*Directions:* Give the number of lines that include the string "铜的供需空间错配程度最高", nothing more.

>>>

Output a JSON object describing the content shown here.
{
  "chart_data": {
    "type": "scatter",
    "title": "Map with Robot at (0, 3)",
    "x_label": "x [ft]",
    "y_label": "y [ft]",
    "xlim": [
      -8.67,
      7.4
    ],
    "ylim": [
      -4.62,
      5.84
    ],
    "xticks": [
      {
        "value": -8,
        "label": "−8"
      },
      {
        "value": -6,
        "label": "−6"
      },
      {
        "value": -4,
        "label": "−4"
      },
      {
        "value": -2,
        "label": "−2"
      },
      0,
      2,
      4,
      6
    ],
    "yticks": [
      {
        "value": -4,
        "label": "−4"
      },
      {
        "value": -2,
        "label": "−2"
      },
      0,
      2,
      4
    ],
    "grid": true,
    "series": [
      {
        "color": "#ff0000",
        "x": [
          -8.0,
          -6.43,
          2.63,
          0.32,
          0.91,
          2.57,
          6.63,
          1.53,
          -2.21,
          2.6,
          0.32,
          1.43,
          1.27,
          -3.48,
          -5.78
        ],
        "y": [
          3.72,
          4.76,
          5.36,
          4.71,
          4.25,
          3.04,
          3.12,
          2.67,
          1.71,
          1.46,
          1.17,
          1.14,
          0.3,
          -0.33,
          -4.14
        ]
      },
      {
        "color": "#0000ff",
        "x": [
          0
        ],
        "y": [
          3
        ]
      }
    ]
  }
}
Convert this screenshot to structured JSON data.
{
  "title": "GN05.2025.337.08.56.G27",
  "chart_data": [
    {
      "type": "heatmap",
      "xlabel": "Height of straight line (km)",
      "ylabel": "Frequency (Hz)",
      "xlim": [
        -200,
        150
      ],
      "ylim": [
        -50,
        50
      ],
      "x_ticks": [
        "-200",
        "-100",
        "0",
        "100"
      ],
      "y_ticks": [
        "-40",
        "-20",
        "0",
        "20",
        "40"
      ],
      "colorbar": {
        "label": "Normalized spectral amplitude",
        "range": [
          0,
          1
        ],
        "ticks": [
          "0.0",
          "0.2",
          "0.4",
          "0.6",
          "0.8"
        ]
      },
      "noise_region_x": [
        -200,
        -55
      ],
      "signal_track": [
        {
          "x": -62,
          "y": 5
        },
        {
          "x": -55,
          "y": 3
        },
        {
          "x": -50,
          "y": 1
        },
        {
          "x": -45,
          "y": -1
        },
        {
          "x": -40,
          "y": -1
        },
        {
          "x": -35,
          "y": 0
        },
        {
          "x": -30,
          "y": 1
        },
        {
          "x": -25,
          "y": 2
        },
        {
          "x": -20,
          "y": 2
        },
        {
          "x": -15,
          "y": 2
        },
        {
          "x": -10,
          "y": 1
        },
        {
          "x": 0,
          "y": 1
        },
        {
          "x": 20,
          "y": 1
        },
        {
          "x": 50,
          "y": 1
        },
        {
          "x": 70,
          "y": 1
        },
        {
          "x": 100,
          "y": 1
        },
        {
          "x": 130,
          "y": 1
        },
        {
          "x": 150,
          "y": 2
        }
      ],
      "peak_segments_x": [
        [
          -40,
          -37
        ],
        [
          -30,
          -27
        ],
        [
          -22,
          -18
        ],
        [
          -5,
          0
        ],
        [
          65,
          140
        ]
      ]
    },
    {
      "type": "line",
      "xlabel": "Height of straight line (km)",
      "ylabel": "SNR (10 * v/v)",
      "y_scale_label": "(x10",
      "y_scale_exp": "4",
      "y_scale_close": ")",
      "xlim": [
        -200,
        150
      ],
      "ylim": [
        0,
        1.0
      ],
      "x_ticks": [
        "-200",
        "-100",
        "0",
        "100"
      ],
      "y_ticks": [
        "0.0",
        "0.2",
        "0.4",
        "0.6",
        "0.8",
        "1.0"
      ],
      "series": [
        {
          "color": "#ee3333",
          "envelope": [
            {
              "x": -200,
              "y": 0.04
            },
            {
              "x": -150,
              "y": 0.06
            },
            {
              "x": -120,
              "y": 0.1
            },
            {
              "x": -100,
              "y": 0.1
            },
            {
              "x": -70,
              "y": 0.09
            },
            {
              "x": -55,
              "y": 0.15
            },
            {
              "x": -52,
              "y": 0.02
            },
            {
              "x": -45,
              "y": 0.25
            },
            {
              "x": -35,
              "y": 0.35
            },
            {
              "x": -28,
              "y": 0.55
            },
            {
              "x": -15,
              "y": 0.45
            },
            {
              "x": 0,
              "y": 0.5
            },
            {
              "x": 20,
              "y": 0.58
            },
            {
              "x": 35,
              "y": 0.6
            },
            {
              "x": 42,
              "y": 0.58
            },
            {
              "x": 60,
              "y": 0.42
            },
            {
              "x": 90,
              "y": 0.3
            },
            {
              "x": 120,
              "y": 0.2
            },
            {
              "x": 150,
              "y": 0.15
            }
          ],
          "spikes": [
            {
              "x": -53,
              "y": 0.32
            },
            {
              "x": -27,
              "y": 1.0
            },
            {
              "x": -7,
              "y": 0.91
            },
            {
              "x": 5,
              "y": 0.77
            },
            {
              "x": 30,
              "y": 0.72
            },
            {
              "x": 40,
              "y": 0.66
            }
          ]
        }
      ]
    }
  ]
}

<<<
>>>

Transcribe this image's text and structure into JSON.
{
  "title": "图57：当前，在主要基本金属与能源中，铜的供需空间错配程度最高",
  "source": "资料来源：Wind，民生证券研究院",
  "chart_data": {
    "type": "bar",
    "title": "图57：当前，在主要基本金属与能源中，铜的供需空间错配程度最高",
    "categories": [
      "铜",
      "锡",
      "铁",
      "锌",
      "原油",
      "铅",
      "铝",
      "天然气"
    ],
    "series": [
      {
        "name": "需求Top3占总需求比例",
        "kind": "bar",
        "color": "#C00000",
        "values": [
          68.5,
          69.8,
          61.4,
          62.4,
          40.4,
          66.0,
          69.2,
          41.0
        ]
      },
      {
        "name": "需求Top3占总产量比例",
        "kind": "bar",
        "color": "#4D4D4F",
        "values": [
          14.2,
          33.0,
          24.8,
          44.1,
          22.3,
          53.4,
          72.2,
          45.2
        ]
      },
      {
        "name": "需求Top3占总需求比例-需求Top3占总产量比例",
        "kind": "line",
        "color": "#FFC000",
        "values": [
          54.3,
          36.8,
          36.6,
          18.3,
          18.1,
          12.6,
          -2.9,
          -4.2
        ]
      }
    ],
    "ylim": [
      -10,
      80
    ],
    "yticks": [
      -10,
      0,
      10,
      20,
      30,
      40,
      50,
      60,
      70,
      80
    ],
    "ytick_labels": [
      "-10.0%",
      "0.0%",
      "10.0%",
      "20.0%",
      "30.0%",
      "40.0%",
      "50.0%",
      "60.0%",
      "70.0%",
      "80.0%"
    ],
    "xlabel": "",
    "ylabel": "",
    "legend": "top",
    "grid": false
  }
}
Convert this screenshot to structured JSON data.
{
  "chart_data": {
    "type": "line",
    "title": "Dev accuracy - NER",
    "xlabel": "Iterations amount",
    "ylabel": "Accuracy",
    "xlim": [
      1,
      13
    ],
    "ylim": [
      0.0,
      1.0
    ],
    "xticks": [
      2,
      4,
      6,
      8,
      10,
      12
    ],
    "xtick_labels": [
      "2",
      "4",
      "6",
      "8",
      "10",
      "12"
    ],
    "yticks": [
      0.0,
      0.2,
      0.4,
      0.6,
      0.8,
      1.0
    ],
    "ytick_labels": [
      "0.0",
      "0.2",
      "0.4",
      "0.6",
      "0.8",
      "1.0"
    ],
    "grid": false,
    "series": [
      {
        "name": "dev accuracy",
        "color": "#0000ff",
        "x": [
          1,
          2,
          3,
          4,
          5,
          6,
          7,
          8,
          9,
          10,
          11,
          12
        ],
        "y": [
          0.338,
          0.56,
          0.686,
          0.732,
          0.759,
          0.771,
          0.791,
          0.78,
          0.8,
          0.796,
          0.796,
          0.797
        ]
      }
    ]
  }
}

<<<

*Output for this exercise:* 2